[Records excerpted from a collection]
_ _ _ _

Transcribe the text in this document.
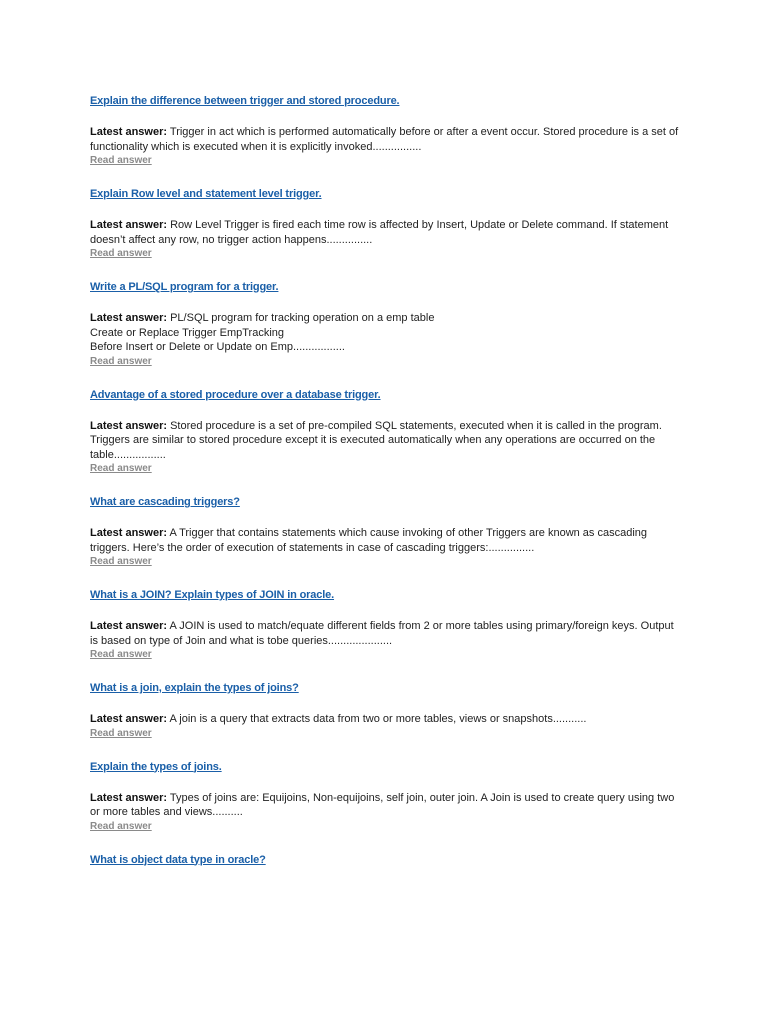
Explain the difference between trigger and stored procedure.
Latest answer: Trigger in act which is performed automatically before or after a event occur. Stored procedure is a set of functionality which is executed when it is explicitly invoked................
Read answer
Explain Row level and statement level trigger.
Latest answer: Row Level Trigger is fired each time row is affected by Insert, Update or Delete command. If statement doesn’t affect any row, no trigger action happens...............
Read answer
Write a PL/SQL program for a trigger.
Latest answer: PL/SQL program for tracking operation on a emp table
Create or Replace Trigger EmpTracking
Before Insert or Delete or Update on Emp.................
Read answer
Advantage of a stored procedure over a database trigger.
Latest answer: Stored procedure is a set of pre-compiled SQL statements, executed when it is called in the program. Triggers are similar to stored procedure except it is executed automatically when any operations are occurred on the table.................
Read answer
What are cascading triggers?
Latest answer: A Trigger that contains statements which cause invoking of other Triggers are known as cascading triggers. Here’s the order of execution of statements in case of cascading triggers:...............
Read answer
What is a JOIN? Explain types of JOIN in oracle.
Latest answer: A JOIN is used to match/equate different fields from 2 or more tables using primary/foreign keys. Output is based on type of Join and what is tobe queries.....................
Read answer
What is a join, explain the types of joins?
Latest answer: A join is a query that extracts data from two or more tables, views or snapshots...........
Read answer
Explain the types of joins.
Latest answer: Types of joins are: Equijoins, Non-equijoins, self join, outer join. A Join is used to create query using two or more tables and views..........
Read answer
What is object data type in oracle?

_ _ _ _

List every line in the records above that contains the word "oracle".

Response:
What is a JOIN? Explain types of JOIN in oracle.
What is object data type in oracle?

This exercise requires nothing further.